INSTRUCTIONS FOR THE TASK ▸ Retype the lines of every item below without changing anything, and omit the pictures from your answer.

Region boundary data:
◇ ◇ ◇ ◇ ◇

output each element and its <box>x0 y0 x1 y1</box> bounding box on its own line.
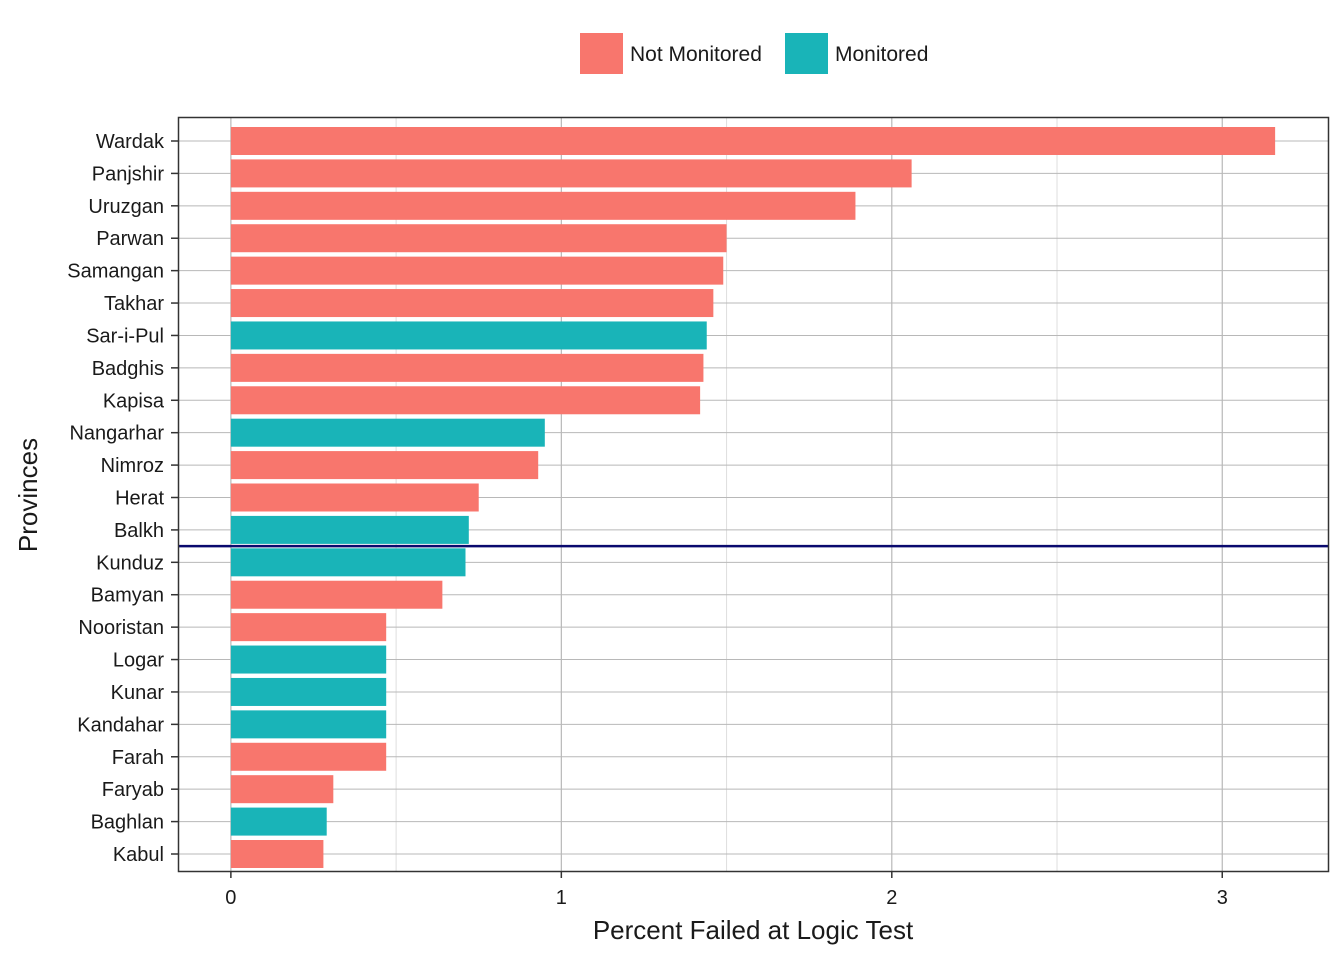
bar-nooristan <box>230 613 387 642</box>
legend-label-monitored: Monitored <box>835 43 928 66</box>
y-tick-label: Wardak <box>96 131 165 153</box>
bar-kapisa <box>230 386 701 415</box>
bar-kabul <box>230 840 324 868</box>
y-axis-title: Provinces <box>13 438 43 552</box>
legend-label-not-monitored: Not Monitored <box>630 43 762 66</box>
y-tick-label: Sar-i-Pul <box>86 325 164 347</box>
y-tick-label: Kunar <box>111 682 165 704</box>
bar-baghlan <box>230 807 327 836</box>
bar-nangarhar <box>230 418 545 447</box>
y-tick-label: Kunduz <box>96 552 164 574</box>
bar-balkh <box>230 515 469 544</box>
y-tick-label: Baghlan <box>91 812 164 834</box>
y-tick-label: Bamyan <box>91 585 164 607</box>
y-tick-label: Takhar <box>104 293 164 315</box>
bar-kunduz <box>230 548 466 577</box>
x-tick-label: 0 <box>225 887 236 909</box>
plot-panel-border <box>177 116 1330 873</box>
bar-panjshir <box>230 159 912 188</box>
bar-kandahar <box>230 710 387 739</box>
y-tick-label: Uruzgan <box>88 196 164 218</box>
legend-swatch-not-monitored <box>580 33 623 74</box>
x-tick-label: 2 <box>886 887 897 909</box>
y-tick-label: Samangan <box>67 261 164 283</box>
bar-takhar <box>230 289 714 318</box>
y-tick-label: Parwan <box>96 228 164 250</box>
y-tick-label: Panjshir <box>92 163 165 185</box>
y-tick-label: Nimroz <box>101 455 164 477</box>
y-tick-label: Kandahar <box>77 714 164 736</box>
bar-bamyan <box>230 580 443 609</box>
bar-sar-i-pul <box>230 321 707 350</box>
x-tick-label: 3 <box>1217 887 1228 909</box>
bar-samangan <box>230 256 724 285</box>
bar-faryab <box>230 775 334 804</box>
bar-badghis <box>230 353 704 382</box>
bar-herat <box>230 483 479 512</box>
legend: Not Monitored Monitored <box>580 33 928 74</box>
bar-nimroz <box>230 451 539 480</box>
x-tick-label: 1 <box>556 887 567 909</box>
bar-kunar <box>230 677 387 706</box>
y-tick-label: Herat <box>115 488 164 510</box>
bar-farah <box>230 742 387 771</box>
x-axis-title: Percent Failed at Logic Test <box>593 915 914 945</box>
y-tick-label: Farah <box>112 747 164 769</box>
y-tick-label: Nangarhar <box>69 423 164 445</box>
y-tick-label: Badghis <box>92 358 164 380</box>
legend-swatch-monitored <box>785 33 828 74</box>
y-tick-label: Balkh <box>114 520 164 542</box>
bar-parwan <box>230 224 727 253</box>
y-tick-label: Faryab <box>102 779 164 801</box>
y-tick-label: Kapisa <box>103 390 165 412</box>
y-tick-label: Logar <box>113 650 164 672</box>
bar-logar <box>230 645 387 674</box>
y-tick-label: Kabul <box>113 844 164 866</box>
bar-uruzgan <box>230 191 856 220</box>
axis-ticks: Wardak Panjshir Uruzgan Parwan Samangan Takha… <box>67 131 1228 909</box>
bar-wardak <box>230 127 1276 155</box>
bars <box>230 127 1276 868</box>
y-tick-label: Nooristan <box>78 617 164 639</box>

◇ ◇ ◇ ◇ ◇

EXERCISE RESPONSE ▸
output each element and its <box>x0 y0 x1 y1</box> bounding box on its own line.
bar-nooristan <box>230 613 387 642</box>
legend-label-monitored: Monitored <box>835 43 928 66</box>
y-tick-label: Wardak <box>96 131 165 153</box>
bar-kapisa <box>230 386 701 415</box>
bar-kabul <box>230 840 324 868</box>
y-axis-title: Provinces <box>13 438 43 552</box>
legend-label-not-monitored: Not Monitored <box>630 43 762 66</box>
y-tick-label: Sar-i-Pul <box>86 325 164 347</box>
y-tick-label: Kunar <box>111 682 165 704</box>
bar-baghlan <box>230 807 327 836</box>
bar-nangarhar <box>230 418 545 447</box>
y-tick-label: Kunduz <box>96 552 164 574</box>
bar-balkh <box>230 515 469 544</box>
y-tick-label: Baghlan <box>91 812 164 834</box>
y-tick-label: Bamyan <box>91 585 164 607</box>
y-tick-label: Takhar <box>104 293 164 315</box>
bar-kunduz <box>230 548 466 577</box>
x-tick-label: 0 <box>225 887 236 909</box>
plot-panel-border <box>177 116 1330 873</box>
bar-panjshir <box>230 159 912 188</box>
bar-kandahar <box>230 710 387 739</box>
y-tick-label: Uruzgan <box>88 196 164 218</box>
legend-swatch-not-monitored <box>580 33 623 74</box>
x-tick-label: 2 <box>886 887 897 909</box>
y-tick-label: Samangan <box>67 261 164 283</box>
bar-takhar <box>230 289 714 318</box>
y-tick-label: Parwan <box>96 228 164 250</box>
y-tick-label: Panjshir <box>92 163 165 185</box>
y-tick-label: Nimroz <box>101 455 164 477</box>
y-tick-label: Kandahar <box>77 714 164 736</box>
bar-bamyan <box>230 580 443 609</box>
bar-sar-i-pul <box>230 321 707 350</box>
x-tick-label: 3 <box>1217 887 1228 909</box>
bar-samangan <box>230 256 724 285</box>
bar-faryab <box>230 775 334 804</box>
bar-badghis <box>230 353 704 382</box>
bar-herat <box>230 483 479 512</box>
legend: Not Monitored Monitored <box>580 33 928 74</box>
bar-nimroz <box>230 451 539 480</box>
x-tick-label: 1 <box>556 887 567 909</box>
bar-kunar <box>230 677 387 706</box>
y-tick-label: Herat <box>115 488 164 510</box>
bar-farah <box>230 742 387 771</box>
x-axis-title: Percent Failed at Logic Test <box>593 915 914 945</box>
y-tick-label: Farah <box>112 747 164 769</box>
y-tick-label: Nangarhar <box>69 423 164 445</box>
y-tick-label: Badghis <box>92 358 164 380</box>
legend-swatch-monitored <box>785 33 828 74</box>
y-tick-label: Balkh <box>114 520 164 542</box>
bar-parwan <box>230 224 727 253</box>
y-tick-label: Faryab <box>102 779 164 801</box>
y-tick-label: Kapisa <box>103 390 165 412</box>
y-tick-label: Logar <box>113 650 164 672</box>
bar-logar <box>230 645 387 674</box>
y-tick-label: Kabul <box>113 844 164 866</box>
bar-uruzgan <box>230 191 856 220</box>
axis-ticks: Wardak Panjshir Uruzgan Parwan Samangan Takha… <box>67 131 1228 909</box>
bar-wardak <box>230 127 1276 155</box>
bars <box>230 127 1276 868</box>
y-tick-label: Nooristan <box>78 617 164 639</box>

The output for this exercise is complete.